Lines containing the string "text" are to be counted; report only how many there are.
━━━━━ STORED RECORDS
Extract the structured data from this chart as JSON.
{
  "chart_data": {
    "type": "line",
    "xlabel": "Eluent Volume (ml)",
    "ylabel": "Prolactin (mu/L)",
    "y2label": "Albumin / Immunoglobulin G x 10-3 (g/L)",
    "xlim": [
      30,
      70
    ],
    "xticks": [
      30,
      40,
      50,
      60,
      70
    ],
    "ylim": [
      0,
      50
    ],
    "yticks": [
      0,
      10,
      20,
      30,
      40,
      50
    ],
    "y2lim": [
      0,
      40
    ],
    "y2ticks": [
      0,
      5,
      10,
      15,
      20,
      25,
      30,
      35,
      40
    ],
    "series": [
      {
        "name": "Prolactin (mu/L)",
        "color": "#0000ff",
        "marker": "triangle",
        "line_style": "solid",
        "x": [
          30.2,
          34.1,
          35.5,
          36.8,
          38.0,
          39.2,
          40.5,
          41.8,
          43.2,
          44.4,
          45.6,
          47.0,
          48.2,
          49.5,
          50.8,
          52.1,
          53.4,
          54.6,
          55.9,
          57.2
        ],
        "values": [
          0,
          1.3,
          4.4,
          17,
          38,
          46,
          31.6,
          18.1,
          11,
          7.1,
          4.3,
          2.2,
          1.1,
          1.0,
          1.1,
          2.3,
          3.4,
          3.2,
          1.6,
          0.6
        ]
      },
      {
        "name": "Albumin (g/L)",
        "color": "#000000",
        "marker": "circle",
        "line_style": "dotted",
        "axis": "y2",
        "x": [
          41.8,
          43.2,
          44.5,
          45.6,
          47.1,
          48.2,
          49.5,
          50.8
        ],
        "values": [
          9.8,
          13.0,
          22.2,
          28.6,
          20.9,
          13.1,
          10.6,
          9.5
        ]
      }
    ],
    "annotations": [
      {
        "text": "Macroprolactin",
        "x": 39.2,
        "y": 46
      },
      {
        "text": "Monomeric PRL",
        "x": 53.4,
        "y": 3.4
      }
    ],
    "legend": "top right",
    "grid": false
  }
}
━━━━━━━━━━
SOLUTION BELOW —
2